[BEGIN Information supplied]

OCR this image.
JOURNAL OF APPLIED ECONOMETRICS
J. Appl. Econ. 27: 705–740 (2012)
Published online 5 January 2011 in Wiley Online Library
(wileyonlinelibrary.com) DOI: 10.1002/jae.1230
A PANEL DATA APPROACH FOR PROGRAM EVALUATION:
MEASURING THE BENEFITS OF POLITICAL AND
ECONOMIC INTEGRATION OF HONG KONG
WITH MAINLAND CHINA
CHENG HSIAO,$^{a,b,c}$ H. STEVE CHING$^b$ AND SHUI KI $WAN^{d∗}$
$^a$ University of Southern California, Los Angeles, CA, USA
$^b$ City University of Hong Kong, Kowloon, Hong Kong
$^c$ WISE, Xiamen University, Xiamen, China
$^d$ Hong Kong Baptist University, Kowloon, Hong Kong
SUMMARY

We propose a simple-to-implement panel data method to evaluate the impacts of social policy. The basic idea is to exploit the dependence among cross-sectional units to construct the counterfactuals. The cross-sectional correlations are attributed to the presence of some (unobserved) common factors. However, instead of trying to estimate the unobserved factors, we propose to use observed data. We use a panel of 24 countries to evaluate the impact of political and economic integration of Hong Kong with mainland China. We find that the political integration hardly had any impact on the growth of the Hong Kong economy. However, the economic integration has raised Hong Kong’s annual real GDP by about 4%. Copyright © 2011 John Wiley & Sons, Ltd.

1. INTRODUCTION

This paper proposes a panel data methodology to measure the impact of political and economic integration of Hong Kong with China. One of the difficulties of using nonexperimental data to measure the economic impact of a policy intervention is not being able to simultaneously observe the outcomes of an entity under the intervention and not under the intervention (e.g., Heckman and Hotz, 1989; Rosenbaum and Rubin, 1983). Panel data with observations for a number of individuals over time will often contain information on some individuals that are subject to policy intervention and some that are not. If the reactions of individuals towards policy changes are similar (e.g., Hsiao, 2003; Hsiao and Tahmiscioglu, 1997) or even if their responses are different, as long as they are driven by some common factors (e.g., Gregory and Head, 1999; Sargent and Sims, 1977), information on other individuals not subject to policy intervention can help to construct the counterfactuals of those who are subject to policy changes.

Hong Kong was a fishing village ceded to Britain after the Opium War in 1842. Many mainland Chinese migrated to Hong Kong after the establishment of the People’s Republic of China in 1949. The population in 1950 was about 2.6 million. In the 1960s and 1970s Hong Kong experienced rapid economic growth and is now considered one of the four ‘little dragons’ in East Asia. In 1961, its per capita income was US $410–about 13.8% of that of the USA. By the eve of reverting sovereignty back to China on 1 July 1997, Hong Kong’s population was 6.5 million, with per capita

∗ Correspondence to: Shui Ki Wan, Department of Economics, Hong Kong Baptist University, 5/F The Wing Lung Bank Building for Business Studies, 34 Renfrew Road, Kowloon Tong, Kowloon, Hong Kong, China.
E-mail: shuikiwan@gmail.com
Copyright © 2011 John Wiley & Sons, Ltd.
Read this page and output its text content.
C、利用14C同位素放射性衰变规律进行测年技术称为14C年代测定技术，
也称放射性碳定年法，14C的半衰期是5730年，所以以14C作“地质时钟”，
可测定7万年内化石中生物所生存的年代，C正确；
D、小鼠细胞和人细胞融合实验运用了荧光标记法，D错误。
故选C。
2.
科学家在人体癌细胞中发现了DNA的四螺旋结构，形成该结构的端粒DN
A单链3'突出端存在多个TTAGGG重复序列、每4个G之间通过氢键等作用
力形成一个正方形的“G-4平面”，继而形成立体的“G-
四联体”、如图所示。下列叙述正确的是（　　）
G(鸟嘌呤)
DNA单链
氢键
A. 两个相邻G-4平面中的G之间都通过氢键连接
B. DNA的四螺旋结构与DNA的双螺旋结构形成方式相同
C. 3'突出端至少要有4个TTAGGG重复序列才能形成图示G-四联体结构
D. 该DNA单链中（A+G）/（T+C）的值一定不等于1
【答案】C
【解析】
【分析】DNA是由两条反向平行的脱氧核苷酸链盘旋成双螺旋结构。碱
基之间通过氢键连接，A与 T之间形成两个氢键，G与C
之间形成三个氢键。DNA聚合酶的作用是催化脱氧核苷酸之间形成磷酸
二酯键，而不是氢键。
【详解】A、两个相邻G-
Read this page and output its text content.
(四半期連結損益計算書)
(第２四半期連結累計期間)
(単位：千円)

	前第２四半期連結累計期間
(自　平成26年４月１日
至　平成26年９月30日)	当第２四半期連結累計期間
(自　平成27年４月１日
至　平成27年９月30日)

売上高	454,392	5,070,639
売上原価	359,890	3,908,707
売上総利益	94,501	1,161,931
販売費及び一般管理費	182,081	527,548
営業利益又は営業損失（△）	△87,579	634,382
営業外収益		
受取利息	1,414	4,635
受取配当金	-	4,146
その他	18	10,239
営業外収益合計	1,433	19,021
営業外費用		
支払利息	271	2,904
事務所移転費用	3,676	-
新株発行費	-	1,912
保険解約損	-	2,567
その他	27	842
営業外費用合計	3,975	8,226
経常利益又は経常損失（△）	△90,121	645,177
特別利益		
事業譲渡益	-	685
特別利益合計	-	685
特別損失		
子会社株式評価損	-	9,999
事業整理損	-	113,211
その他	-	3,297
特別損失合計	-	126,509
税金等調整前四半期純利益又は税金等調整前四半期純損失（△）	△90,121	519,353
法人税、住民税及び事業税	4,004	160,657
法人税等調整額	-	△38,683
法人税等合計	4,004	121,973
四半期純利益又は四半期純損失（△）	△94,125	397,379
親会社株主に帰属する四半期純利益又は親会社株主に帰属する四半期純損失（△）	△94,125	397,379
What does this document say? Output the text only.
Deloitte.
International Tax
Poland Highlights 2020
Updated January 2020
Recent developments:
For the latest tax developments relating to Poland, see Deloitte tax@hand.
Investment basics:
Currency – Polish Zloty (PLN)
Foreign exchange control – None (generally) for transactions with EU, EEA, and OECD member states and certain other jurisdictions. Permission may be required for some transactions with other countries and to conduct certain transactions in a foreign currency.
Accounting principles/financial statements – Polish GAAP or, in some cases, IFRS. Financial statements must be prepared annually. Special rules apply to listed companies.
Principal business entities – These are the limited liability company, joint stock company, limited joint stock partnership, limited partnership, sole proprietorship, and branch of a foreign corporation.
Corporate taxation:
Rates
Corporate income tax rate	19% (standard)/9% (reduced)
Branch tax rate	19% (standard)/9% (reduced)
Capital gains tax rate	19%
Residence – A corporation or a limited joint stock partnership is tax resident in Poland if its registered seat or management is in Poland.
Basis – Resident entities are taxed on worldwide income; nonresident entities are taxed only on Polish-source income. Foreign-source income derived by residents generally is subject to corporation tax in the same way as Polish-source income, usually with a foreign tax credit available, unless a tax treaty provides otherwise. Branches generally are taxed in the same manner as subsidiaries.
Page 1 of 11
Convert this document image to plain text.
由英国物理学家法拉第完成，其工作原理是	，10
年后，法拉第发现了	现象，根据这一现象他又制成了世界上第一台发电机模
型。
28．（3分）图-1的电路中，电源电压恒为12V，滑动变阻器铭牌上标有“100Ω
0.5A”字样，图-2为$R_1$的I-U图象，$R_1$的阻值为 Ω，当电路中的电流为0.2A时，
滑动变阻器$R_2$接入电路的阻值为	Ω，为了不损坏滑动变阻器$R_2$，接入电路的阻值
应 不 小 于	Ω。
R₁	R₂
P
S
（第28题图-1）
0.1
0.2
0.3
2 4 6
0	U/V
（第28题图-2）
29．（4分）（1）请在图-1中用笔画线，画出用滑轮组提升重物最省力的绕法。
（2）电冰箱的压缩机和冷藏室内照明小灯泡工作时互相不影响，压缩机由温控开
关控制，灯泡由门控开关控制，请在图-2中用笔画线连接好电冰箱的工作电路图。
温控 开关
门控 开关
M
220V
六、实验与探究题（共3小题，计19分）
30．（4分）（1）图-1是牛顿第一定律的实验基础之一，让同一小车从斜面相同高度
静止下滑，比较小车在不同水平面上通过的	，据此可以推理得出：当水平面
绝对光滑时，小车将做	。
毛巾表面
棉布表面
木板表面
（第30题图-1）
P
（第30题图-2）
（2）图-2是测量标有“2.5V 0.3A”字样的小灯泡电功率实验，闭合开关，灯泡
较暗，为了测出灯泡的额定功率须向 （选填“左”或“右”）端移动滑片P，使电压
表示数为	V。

[END Information supplied]

Copy exactly the line containing "What does this" and every line after it, ending with the last line of the records above.

Result of the exercise:
What does this document say? Output the text only.
Deloitte.
International Tax
Poland Highlights 2020
Updated January 2020
Recent developments:
For the latest tax developments relating to Poland, see Deloitte tax@hand.
Investment basics:
Currency – Polish Zloty (PLN)
Foreign exchange control – None (generally) for transactions with EU, EEA, and OECD member states and certain other jurisdictions. Permission may be required for some transactions with other countries and to conduct certain transactions in a foreign currency.
Accounting principles/financial statements – Polish GAAP or, in some cases, IFRS. Financial statements must be prepared annually. Special rules apply to listed companies.
Principal business entities – These are the limited liability company, joint stock company, limited joint stock partnership, limited partnership, sole proprietorship, and branch of a foreign corporation.
Corporate taxation:
Rates
Corporate income tax rate	19% (standard)/9% (reduced)
Branch tax rate	19% (standard)/9% (reduced)
Capital gains tax rate	19%
Residence – A corporation or a limited joint stock partnership is tax resident in Poland if its registered seat or management is in Poland.
Basis – Resident entities are taxed on worldwide income; nonresident entities are taxed only on Polish-source income. Foreign-source income derived by residents generally is subject to corporation tax in the same way as Polish-source income, usually with a foreign tax credit available, unless a tax treaty provides otherwise. Branches generally are taxed in the same manner as subsidiaries.
Page 1 of 11
Convert this document image to plain text.
由英国物理学家法拉第完成，其工作原理是	，10
年后，法拉第发现了	现象，根据这一现象他又制成了世界上第一台发电机模
型。
28．（3分）图-1的电路中，电源电压恒为12V，滑动变阻器铭牌上标有“100Ω
0.5A”字样，图-2为$R_1$的I-U图象，$R_1$的阻值为 Ω，当电路中的电流为0.2A时，
滑动变阻器$R_2$接入电路的阻值为	Ω，为了不损坏滑动变阻器$R_2$，接入电路的阻值
应 不 小 于	Ω。
R₁	R₂
P
S
（第28题图-1）
0.1
0.2
0.3
2 4 6
0	U/V
（第28题图-2）
29．（4分）（1）请在图-1中用笔画线，画出用滑轮组提升重物最省力的绕法。
（2）电冰箱的压缩机和冷藏室内照明小灯泡工作时互相不影响，压缩机由温控开
关控制，灯泡由门控开关控制，请在图-2中用笔画线连接好电冰箱的工作电路图。
温控 开关
门控 开关
M
220V
六、实验与探究题（共3小题，计19分）
30．（4分）（1）图-1是牛顿第一定律的实验基础之一，让同一小车从斜面相同高度
静止下滑，比较小车在不同水平面上通过的	，据此可以推理得出：当水平面
绝对光滑时，小车将做	。
毛巾表面
棉布表面
木板表面
（第30题图-1）
P
（第30题图-2）
（2）图-2是测量标有“2.5V 0.3A”字样的小灯泡电功率实验，闭合开关，灯泡
较暗，为了测出灯泡的额定功率须向 （选填“左”或“右”）端移动滑片P，使电压
表示数为	V。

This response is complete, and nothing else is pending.